╭─ Dataset records

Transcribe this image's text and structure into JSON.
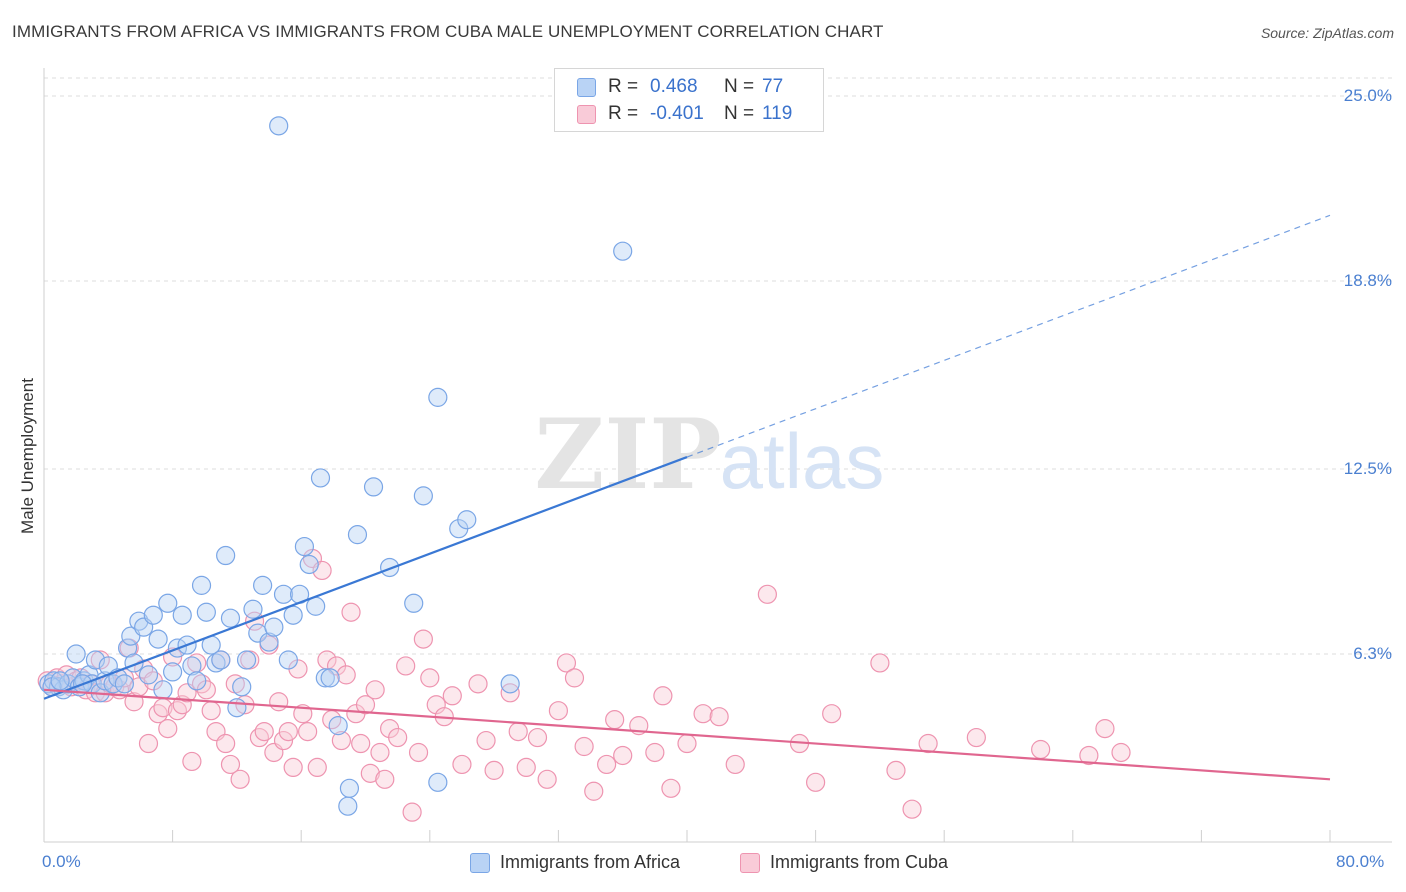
{
  "title": "IMMIGRANTS FROM AFRICA VS IMMIGRANTS FROM CUBA MALE UNEMPLOYMENT CORRELATION CHART",
  "source": "Source: ZipAtlas.com",
  "watermark": {
    "zip": "ZIP",
    "atlas": "atlas"
  },
  "legend": {
    "rows": [
      {
        "r_label": "R =",
        "r_value": "0.468",
        "n_label": "N =",
        "n_value": "77",
        "color": "#b9d3f5"
      },
      {
        "r_label": "R =",
        "r_value": "-0.401",
        "n_label": "N =",
        "n_value": "119",
        "color": "#f9cbd8"
      }
    ]
  },
  "bottom_legend": {
    "africa": "Immigrants from Africa",
    "cuba": "Immigrants from Cuba"
  },
  "chart_data": {
    "type": "scatter",
    "title": "IMMIGRANTS FROM AFRICA VS IMMIGRANTS FROM CUBA MALE UNEMPLOYMENT CORRELATION CHART",
    "xlabel": "",
    "ylabel": "Male Unemployment",
    "xlim": [
      0,
      80
    ],
    "ylim": [
      0,
      25
    ],
    "x_tick_labels": [
      "0.0%",
      "80.0%"
    ],
    "y_tick_values": [
      6.3,
      12.5,
      18.8,
      25.0
    ],
    "y_tick_labels": [
      "6.3%",
      "12.5%",
      "18.8%",
      "25.0%"
    ],
    "grid": "horizontal dashed",
    "legend_position": "top-center",
    "series": [
      {
        "name": "Immigrants from Africa",
        "color": "#7aa6e6",
        "fill": "#b9d3f5",
        "trend": {
          "x": [
            0,
            40
          ],
          "y": [
            4.8,
            12.9
          ],
          "dashed_extension": {
            "x": [
              40,
              80
            ],
            "y": [
              12.9,
              21.0
            ]
          },
          "color": "#3a78d4"
        },
        "points": [
          [
            0.3,
            5.3
          ],
          [
            0.6,
            5.4
          ],
          [
            0.9,
            5.2
          ],
          [
            1.2,
            5.1
          ],
          [
            1.5,
            5.3
          ],
          [
            1.8,
            5.5
          ],
          [
            2.0,
            6.3
          ],
          [
            2.2,
            5.2
          ],
          [
            2.5,
            5.4
          ],
          [
            2.8,
            5.6
          ],
          [
            3.0,
            5.3
          ],
          [
            3.2,
            6.1
          ],
          [
            3.5,
            5.0
          ],
          [
            3.8,
            5.4
          ],
          [
            4.0,
            5.9
          ],
          [
            4.3,
            5.3
          ],
          [
            4.6,
            5.5
          ],
          [
            5.0,
            5.3
          ],
          [
            5.2,
            6.5
          ],
          [
            5.4,
            6.9
          ],
          [
            5.6,
            6.0
          ],
          [
            5.9,
            7.4
          ],
          [
            6.2,
            7.2
          ],
          [
            6.5,
            5.6
          ],
          [
            6.8,
            7.6
          ],
          [
            7.1,
            6.8
          ],
          [
            7.4,
            5.1
          ],
          [
            7.7,
            8.0
          ],
          [
            8.0,
            5.7
          ],
          [
            8.3,
            6.5
          ],
          [
            8.6,
            7.6
          ],
          [
            8.9,
            6.6
          ],
          [
            9.2,
            5.9
          ],
          [
            9.5,
            5.4
          ],
          [
            9.8,
            8.6
          ],
          [
            10.1,
            7.7
          ],
          [
            10.4,
            6.6
          ],
          [
            10.7,
            6.0
          ],
          [
            11.0,
            6.1
          ],
          [
            11.3,
            9.6
          ],
          [
            11.6,
            7.5
          ],
          [
            12.0,
            4.5
          ],
          [
            12.3,
            5.2
          ],
          [
            12.6,
            6.1
          ],
          [
            13.0,
            7.8
          ],
          [
            13.3,
            7.0
          ],
          [
            13.6,
            8.6
          ],
          [
            14.0,
            6.7
          ],
          [
            14.3,
            7.2
          ],
          [
            14.6,
            24.0
          ],
          [
            14.9,
            8.3
          ],
          [
            15.2,
            6.1
          ],
          [
            15.5,
            7.6
          ],
          [
            15.9,
            8.3
          ],
          [
            16.2,
            9.9
          ],
          [
            16.5,
            9.3
          ],
          [
            16.9,
            7.9
          ],
          [
            17.2,
            12.2
          ],
          [
            17.5,
            5.5
          ],
          [
            17.8,
            5.5
          ],
          [
            18.3,
            3.9
          ],
          [
            18.9,
            1.2
          ],
          [
            19.0,
            1.8
          ],
          [
            19.5,
            10.3
          ],
          [
            20.5,
            11.9
          ],
          [
            21.5,
            9.2
          ],
          [
            23.0,
            8.0
          ],
          [
            23.6,
            11.6
          ],
          [
            24.5,
            14.9
          ],
          [
            24.5,
            2.0
          ],
          [
            25.8,
            10.5
          ],
          [
            26.3,
            10.8
          ],
          [
            29.0,
            5.3
          ],
          [
            36.0,
            19.8
          ],
          [
            0.5,
            5.2
          ],
          [
            1.0,
            5.4
          ],
          [
            2.4,
            5.3
          ]
        ]
      },
      {
        "name": "Immigrants from Cuba",
        "color": "#ee94b0",
        "fill": "#f9cbd8",
        "trend": {
          "x": [
            0,
            80
          ],
          "y": [
            5.1,
            2.1
          ],
          "color": "#e0668f"
        },
        "points": [
          [
            0.2,
            5.4
          ],
          [
            0.5,
            5.2
          ],
          [
            0.8,
            5.5
          ],
          [
            1.1,
            5.3
          ],
          [
            1.4,
            5.6
          ],
          [
            1.7,
            5.2
          ],
          [
            2.0,
            5.4
          ],
          [
            2.3,
            5.5
          ],
          [
            2.6,
            5.1
          ],
          [
            2.9,
            5.3
          ],
          [
            3.2,
            5.0
          ],
          [
            3.5,
            6.1
          ],
          [
            3.8,
            5.0
          ],
          [
            4.1,
            5.3
          ],
          [
            4.4,
            5.2
          ],
          [
            4.7,
            5.1
          ],
          [
            5.0,
            5.5
          ],
          [
            5.3,
            6.5
          ],
          [
            5.6,
            4.7
          ],
          [
            5.9,
            5.2
          ],
          [
            6.2,
            5.8
          ],
          [
            6.5,
            3.3
          ],
          [
            6.8,
            5.4
          ],
          [
            7.1,
            4.3
          ],
          [
            7.4,
            4.5
          ],
          [
            7.7,
            3.8
          ],
          [
            8.0,
            6.2
          ],
          [
            8.3,
            4.4
          ],
          [
            8.6,
            4.6
          ],
          [
            8.9,
            5.0
          ],
          [
            9.2,
            2.7
          ],
          [
            9.5,
            6.0
          ],
          [
            9.8,
            5.3
          ],
          [
            10.1,
            5.1
          ],
          [
            10.4,
            4.4
          ],
          [
            10.7,
            3.7
          ],
          [
            11.0,
            6.1
          ],
          [
            11.3,
            3.3
          ],
          [
            11.6,
            2.6
          ],
          [
            11.9,
            5.3
          ],
          [
            12.2,
            2.1
          ],
          [
            12.5,
            4.6
          ],
          [
            12.8,
            6.1
          ],
          [
            13.1,
            7.4
          ],
          [
            13.4,
            3.5
          ],
          [
            13.7,
            3.7
          ],
          [
            14.0,
            6.6
          ],
          [
            14.3,
            3.0
          ],
          [
            14.6,
            4.7
          ],
          [
            14.9,
            3.4
          ],
          [
            15.2,
            3.7
          ],
          [
            15.5,
            2.5
          ],
          [
            15.8,
            5.8
          ],
          [
            16.1,
            4.3
          ],
          [
            16.4,
            3.7
          ],
          [
            16.7,
            9.5
          ],
          [
            17.0,
            2.5
          ],
          [
            17.3,
            9.1
          ],
          [
            17.6,
            6.1
          ],
          [
            17.9,
            4.1
          ],
          [
            18.2,
            5.9
          ],
          [
            18.5,
            3.4
          ],
          [
            18.8,
            5.6
          ],
          [
            19.1,
            7.7
          ],
          [
            19.4,
            4.3
          ],
          [
            19.7,
            3.3
          ],
          [
            20.0,
            4.6
          ],
          [
            20.3,
            2.3
          ],
          [
            20.6,
            5.1
          ],
          [
            20.9,
            3.0
          ],
          [
            21.2,
            2.1
          ],
          [
            21.5,
            3.8
          ],
          [
            22.0,
            3.5
          ],
          [
            22.5,
            5.9
          ],
          [
            22.9,
            1.0
          ],
          [
            23.3,
            3.0
          ],
          [
            23.6,
            6.8
          ],
          [
            24.0,
            5.5
          ],
          [
            24.4,
            4.6
          ],
          [
            24.9,
            4.2
          ],
          [
            25.4,
            4.9
          ],
          [
            26.0,
            2.6
          ],
          [
            27.0,
            5.3
          ],
          [
            27.5,
            3.4
          ],
          [
            28.0,
            2.4
          ],
          [
            29.0,
            5.0
          ],
          [
            29.5,
            3.7
          ],
          [
            30.0,
            2.5
          ],
          [
            30.7,
            3.5
          ],
          [
            31.3,
            2.1
          ],
          [
            32.0,
            4.4
          ],
          [
            32.5,
            6.0
          ],
          [
            33.0,
            5.5
          ],
          [
            33.6,
            3.2
          ],
          [
            34.2,
            1.7
          ],
          [
            35.0,
            2.6
          ],
          [
            35.5,
            4.1
          ],
          [
            36.0,
            2.9
          ],
          [
            37.0,
            3.9
          ],
          [
            38.0,
            3.0
          ],
          [
            38.5,
            4.9
          ],
          [
            39.0,
            1.8
          ],
          [
            40.0,
            3.3
          ],
          [
            41.0,
            4.3
          ],
          [
            42.0,
            4.2
          ],
          [
            43.0,
            2.6
          ],
          [
            45.0,
            8.3
          ],
          [
            47.0,
            3.3
          ],
          [
            48.0,
            2.0
          ],
          [
            49.0,
            4.3
          ],
          [
            52.0,
            6.0
          ],
          [
            53.0,
            2.4
          ],
          [
            54.0,
            1.1
          ],
          [
            55.0,
            3.3
          ],
          [
            58.0,
            3.5
          ],
          [
            62.0,
            3.1
          ],
          [
            65.0,
            2.9
          ],
          [
            66.0,
            3.8
          ],
          [
            67.0,
            3.0
          ]
        ]
      }
    ]
  }
}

╰─

**Instructions to follow:** Among the lines of the records above, count those holding the string "color", and report only the number.

**Solution for this task:** 6